▶ [REQUIREMENTS]:
Copy each line of the material below that includes the string "disasters".

----- DATA PROVIDED

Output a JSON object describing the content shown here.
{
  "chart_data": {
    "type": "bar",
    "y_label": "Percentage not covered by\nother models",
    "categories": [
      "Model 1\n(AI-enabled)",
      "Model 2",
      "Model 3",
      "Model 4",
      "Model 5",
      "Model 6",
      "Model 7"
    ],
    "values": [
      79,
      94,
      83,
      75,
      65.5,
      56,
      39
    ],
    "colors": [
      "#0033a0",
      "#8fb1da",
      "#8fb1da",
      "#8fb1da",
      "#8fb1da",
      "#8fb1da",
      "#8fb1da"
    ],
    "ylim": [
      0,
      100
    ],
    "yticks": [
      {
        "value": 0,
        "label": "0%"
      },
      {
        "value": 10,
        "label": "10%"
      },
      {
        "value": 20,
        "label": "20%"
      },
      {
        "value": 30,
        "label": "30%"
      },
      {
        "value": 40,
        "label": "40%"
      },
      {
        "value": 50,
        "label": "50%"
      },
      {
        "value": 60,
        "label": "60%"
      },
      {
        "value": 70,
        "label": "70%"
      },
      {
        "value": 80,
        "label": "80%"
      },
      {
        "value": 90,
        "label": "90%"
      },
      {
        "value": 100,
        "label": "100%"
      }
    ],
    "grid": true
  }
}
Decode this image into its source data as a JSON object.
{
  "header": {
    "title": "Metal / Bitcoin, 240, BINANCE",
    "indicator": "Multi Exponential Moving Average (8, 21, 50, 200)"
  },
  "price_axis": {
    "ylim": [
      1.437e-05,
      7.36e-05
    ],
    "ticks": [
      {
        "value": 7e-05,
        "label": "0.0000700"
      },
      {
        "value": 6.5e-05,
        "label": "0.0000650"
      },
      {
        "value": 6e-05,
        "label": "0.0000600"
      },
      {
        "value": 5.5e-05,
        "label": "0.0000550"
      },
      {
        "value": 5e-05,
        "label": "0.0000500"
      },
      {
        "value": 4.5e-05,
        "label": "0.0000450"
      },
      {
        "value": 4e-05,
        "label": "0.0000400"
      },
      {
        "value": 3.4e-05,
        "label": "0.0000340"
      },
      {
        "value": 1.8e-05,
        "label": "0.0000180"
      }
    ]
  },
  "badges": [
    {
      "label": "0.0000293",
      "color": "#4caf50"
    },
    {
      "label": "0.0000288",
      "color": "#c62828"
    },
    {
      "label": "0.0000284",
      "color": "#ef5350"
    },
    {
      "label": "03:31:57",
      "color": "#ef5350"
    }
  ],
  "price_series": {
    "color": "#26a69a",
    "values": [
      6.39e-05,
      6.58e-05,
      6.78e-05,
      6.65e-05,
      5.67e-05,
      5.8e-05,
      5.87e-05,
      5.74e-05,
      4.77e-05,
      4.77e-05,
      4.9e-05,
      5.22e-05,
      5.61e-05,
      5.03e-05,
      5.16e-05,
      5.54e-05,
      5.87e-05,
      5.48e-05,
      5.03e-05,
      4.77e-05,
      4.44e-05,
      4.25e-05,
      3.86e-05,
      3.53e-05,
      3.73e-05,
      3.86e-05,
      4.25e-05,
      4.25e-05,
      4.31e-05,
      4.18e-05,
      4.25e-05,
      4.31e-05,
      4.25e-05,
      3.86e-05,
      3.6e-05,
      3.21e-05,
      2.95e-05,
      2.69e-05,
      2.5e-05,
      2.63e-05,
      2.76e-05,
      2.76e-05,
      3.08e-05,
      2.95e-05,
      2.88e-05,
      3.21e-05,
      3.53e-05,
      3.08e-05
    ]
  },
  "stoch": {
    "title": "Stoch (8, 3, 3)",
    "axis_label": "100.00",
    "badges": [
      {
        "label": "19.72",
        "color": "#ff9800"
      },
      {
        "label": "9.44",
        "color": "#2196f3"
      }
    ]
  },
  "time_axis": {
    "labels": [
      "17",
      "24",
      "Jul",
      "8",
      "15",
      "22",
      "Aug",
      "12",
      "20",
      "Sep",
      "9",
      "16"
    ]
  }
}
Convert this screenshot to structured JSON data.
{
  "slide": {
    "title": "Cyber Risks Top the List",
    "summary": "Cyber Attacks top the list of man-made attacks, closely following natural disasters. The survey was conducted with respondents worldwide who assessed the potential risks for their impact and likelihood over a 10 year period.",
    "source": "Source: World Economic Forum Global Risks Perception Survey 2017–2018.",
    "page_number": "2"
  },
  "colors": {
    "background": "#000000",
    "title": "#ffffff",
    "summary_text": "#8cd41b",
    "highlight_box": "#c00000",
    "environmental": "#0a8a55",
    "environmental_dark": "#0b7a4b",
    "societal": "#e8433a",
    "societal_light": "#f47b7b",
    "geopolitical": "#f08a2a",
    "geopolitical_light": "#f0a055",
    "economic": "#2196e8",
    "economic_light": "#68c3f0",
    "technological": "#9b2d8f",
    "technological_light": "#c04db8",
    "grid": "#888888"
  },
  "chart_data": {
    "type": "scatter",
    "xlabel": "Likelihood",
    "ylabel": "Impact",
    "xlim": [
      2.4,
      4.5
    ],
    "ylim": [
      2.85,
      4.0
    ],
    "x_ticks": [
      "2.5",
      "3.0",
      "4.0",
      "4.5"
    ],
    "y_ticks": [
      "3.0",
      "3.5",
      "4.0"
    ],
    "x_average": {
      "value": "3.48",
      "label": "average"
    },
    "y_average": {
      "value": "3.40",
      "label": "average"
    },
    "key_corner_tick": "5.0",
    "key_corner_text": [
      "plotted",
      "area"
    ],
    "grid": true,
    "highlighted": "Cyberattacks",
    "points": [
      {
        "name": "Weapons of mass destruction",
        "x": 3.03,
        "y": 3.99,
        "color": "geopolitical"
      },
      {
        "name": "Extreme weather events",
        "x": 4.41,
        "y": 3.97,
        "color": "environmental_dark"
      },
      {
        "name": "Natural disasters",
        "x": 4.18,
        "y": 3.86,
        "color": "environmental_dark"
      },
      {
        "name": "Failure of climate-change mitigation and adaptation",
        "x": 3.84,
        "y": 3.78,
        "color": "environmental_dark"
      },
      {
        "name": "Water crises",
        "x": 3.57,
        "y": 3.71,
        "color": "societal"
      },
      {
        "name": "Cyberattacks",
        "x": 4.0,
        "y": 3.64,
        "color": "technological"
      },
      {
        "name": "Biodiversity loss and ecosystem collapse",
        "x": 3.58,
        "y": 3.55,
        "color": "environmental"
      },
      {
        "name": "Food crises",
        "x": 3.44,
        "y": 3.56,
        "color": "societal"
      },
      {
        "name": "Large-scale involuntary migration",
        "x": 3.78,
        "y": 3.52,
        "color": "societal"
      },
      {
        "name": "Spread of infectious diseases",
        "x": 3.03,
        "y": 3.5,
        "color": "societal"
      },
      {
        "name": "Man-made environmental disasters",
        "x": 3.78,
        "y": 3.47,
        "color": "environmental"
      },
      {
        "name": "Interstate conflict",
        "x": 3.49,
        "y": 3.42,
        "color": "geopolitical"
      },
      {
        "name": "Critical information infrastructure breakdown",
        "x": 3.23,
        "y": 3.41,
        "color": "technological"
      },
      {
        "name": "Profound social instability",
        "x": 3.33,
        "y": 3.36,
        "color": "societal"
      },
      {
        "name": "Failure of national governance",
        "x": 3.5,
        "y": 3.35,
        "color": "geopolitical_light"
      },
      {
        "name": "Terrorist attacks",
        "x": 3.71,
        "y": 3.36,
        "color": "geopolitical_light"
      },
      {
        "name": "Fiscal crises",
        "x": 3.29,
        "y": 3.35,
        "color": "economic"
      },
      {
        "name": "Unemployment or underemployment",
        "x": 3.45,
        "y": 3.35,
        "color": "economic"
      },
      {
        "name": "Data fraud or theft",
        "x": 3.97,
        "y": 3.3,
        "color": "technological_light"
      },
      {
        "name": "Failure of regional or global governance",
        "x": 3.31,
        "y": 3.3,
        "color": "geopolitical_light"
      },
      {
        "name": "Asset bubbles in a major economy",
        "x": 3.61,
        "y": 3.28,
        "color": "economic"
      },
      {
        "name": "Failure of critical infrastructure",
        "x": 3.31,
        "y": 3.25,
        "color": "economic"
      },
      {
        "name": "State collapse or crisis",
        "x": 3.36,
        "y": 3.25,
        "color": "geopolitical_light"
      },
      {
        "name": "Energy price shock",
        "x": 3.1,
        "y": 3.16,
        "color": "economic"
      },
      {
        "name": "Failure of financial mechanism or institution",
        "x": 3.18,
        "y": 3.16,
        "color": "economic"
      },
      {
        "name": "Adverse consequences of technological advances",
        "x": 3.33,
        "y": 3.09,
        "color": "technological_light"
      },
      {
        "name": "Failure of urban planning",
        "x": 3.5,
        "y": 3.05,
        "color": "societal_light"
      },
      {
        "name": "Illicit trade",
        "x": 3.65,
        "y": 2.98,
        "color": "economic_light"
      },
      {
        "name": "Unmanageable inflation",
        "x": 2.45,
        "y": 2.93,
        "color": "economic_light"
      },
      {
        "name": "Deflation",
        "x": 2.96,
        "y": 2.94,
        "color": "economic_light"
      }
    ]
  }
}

----------

▶ [SOLUTION]:
    "summary": "Cyber Attacks top the list of man-made attacks, closely following natural disasters. The survey was conducted with respondents worldwide who assessed the potential risks for their impact and likelihood over a 10 year period.",
        "name": "Natural disasters",
        "name": "Man-made environmental disasters",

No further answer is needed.